[Data tied to figure images]
↓↓↓
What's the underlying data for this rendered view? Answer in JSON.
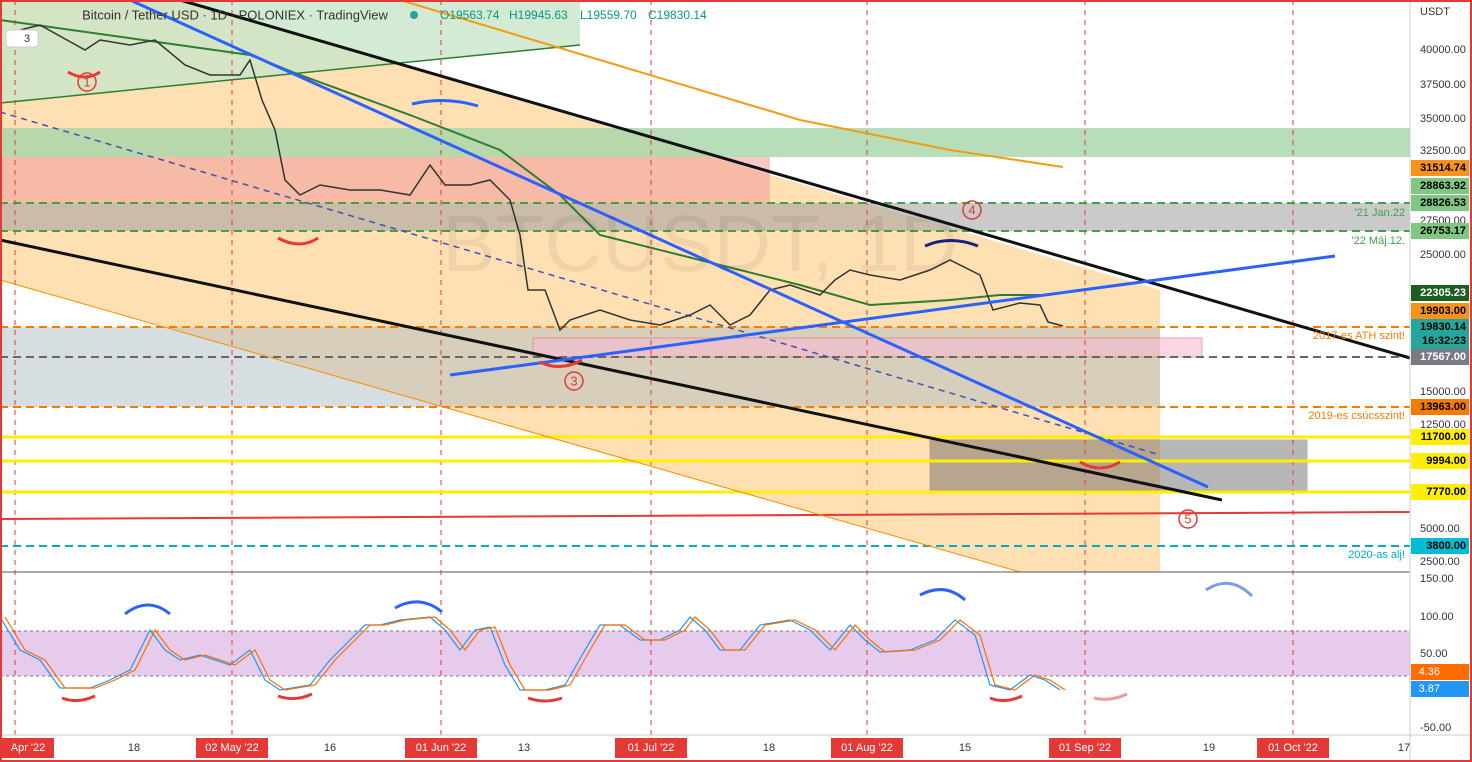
{
  "header": {
    "symbol": "Bitcoin / Tether USD · 1D · POLONIEX · TradingView",
    "open": "O19563.74",
    "high": "H19945.63",
    "low": "L19559.70",
    "close": "C19830.14",
    "indicator_count": "3"
  },
  "watermark": "BTCUSDT, 1D",
  "price_axis": {
    "currency": "USDT",
    "ticks": [
      "40000.00",
      "37500.00",
      "35000.00",
      "32500.00",
      "27500.00",
      "25000.00",
      "15000.00",
      "12500.00",
      "5000.00",
      "2500.00"
    ]
  },
  "price_tags": [
    "31514.74",
    "28863.92",
    "28826.53",
    "26753.17",
    "22305.23",
    "19903.00",
    "19830.14",
    "16:32:23",
    "17567.00",
    "13963.00",
    "11700.00",
    "9994.00",
    "7770.00",
    "3800.00"
  ],
  "level_notes": [
    "'21 Jan.22",
    "'22 Máj.12.",
    "2017-es ATH szint!",
    "2019-es csúcsszint!",
    "2020-as alj!"
  ],
  "markers": [
    "1",
    "3",
    "4",
    "5"
  ],
  "oscillator_axis": {
    "ticks": [
      "150.00",
      "100.00",
      "50.00",
      "-50.00"
    ],
    "k": "4.36",
    "d": "3.87"
  },
  "time_axis": [
    "Apr '22",
    "18",
    "02 May '22",
    "16",
    "01 Jun '22",
    "13",
    "01 Jul '22",
    "18",
    "01 Aug '22",
    "15",
    "01 Sep '22",
    "19",
    "01 Oct '22",
    "17"
  ]
}
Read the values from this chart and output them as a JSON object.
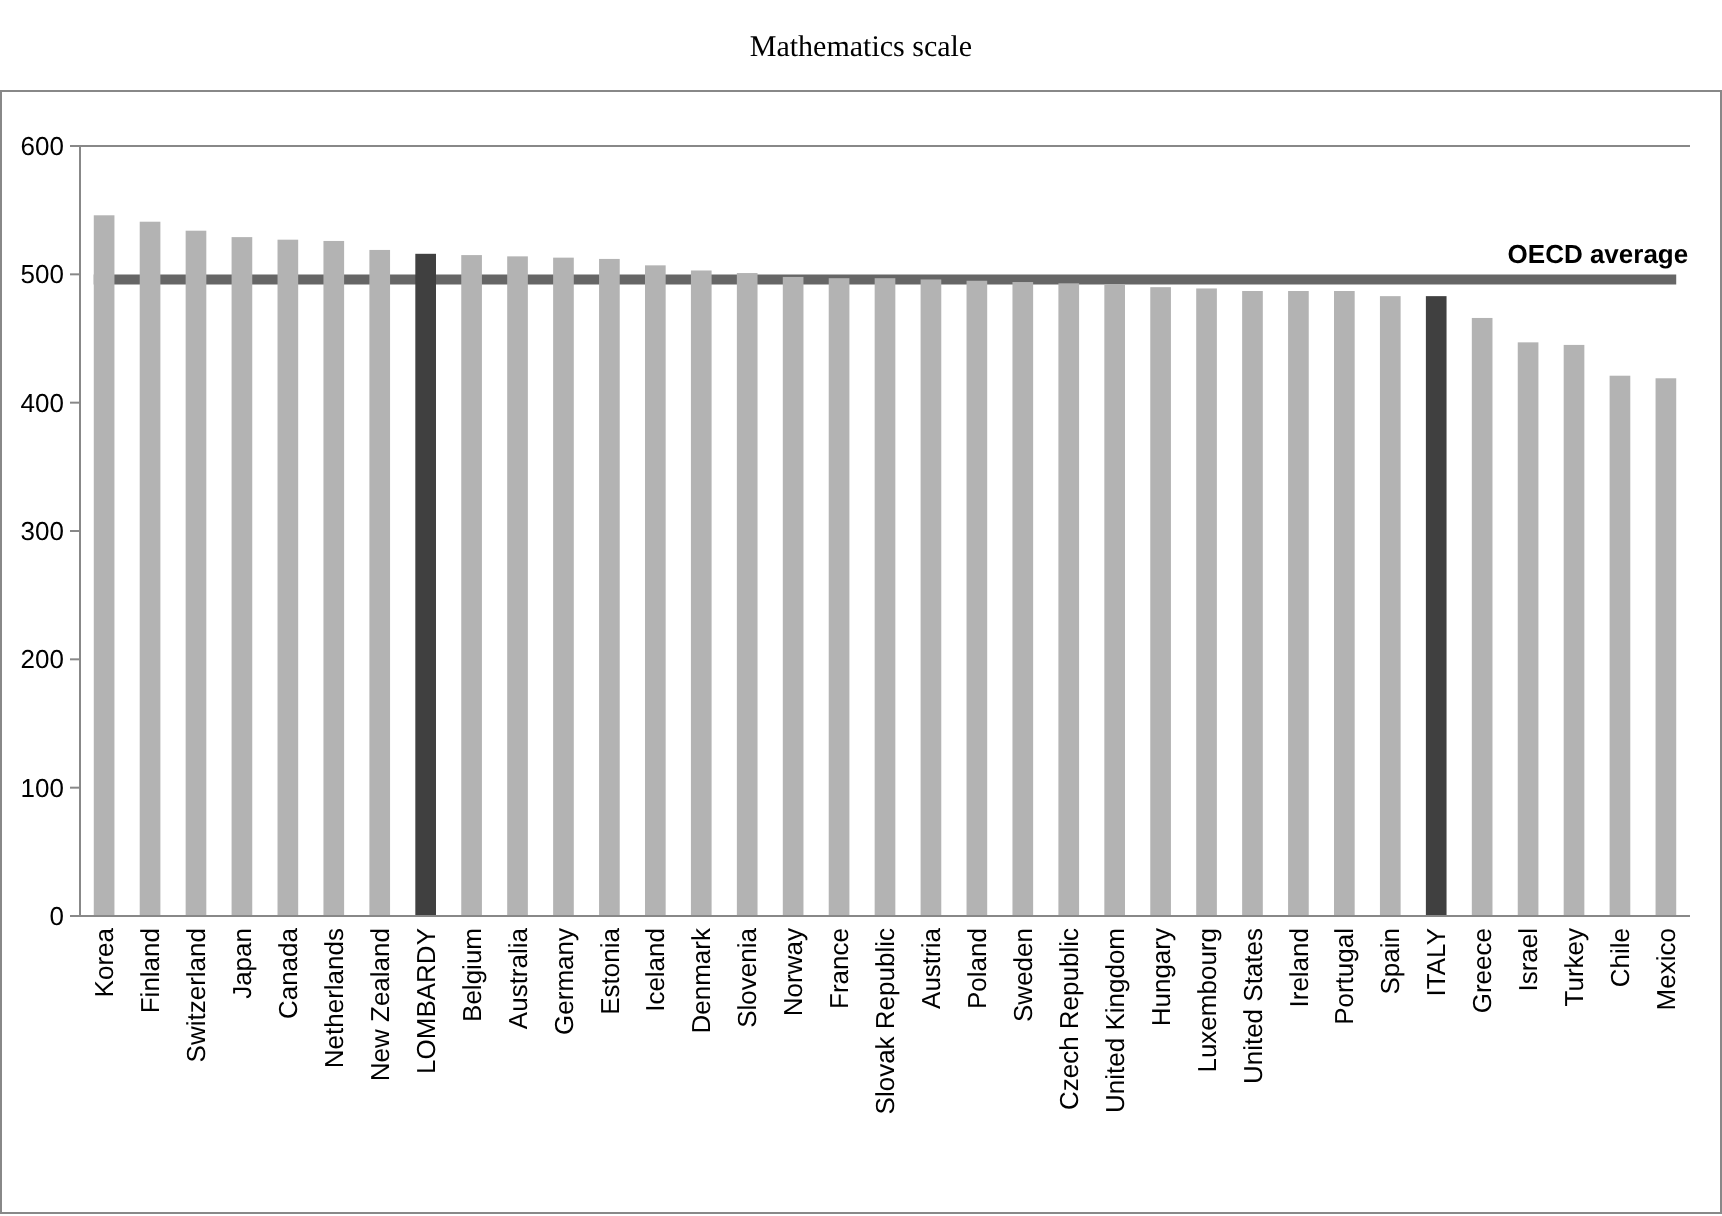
{
  "chart_data": {
    "type": "bar",
    "title": "Mathematics scale",
    "categories": [
      "Korea",
      "Finland",
      "Switzerland",
      "Japan",
      "Canada",
      "Netherlands",
      "New Zealand",
      "LOMBARDY",
      "Belgium",
      "Australia",
      "Germany",
      "Estonia",
      "Iceland",
      "Denmark",
      "Slovenia",
      "Norway",
      "France",
      "Slovak Republic",
      "Austria",
      "Poland",
      "Sweden",
      "Czech Republic",
      "United Kingdom",
      "Hungary",
      "Luxembourg",
      "United States",
      "Ireland",
      "Portugal",
      "Spain",
      "ITALY",
      "Greece",
      "Israel",
      "Turkey",
      "Chile",
      "Mexico"
    ],
    "values": [
      546,
      541,
      534,
      529,
      527,
      526,
      519,
      516,
      515,
      514,
      513,
      512,
      507,
      503,
      501,
      498,
      497,
      497,
      496,
      495,
      494,
      493,
      492,
      490,
      489,
      487,
      487,
      487,
      483,
      483,
      466,
      447,
      445,
      421,
      419
    ],
    "colors": [
      "#b3b3b3",
      "#b3b3b3",
      "#b3b3b3",
      "#b3b3b3",
      "#b3b3b3",
      "#b3b3b3",
      "#b3b3b3",
      "#404040",
      "#b3b3b3",
      "#b3b3b3",
      "#b3b3b3",
      "#b3b3b3",
      "#b3b3b3",
      "#b3b3b3",
      "#b3b3b3",
      "#b3b3b3",
      "#b3b3b3",
      "#b3b3b3",
      "#b3b3b3",
      "#b3b3b3",
      "#b3b3b3",
      "#b3b3b3",
      "#b3b3b3",
      "#b3b3b3",
      "#b3b3b3",
      "#b3b3b3",
      "#b3b3b3",
      "#b3b3b3",
      "#b3b3b3",
      "#404040",
      "#b3b3b3",
      "#b3b3b3",
      "#b3b3b3",
      "#b3b3b3",
      "#b3b3b3"
    ],
    "ylim": [
      0,
      600
    ],
    "yticks": [
      0,
      100,
      200,
      300,
      400,
      500,
      600
    ],
    "grid": false,
    "ref_lines": [
      {
        "axis": "y",
        "value": 496,
        "label": "OECD average",
        "color": "#666666"
      }
    ]
  }
}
↑↑↑
# What you have to do
Scan the lines for the string "values". Pick out every line that has it.

# Task solution
Read the values from this chart and output them as a JSON object.
    "values": [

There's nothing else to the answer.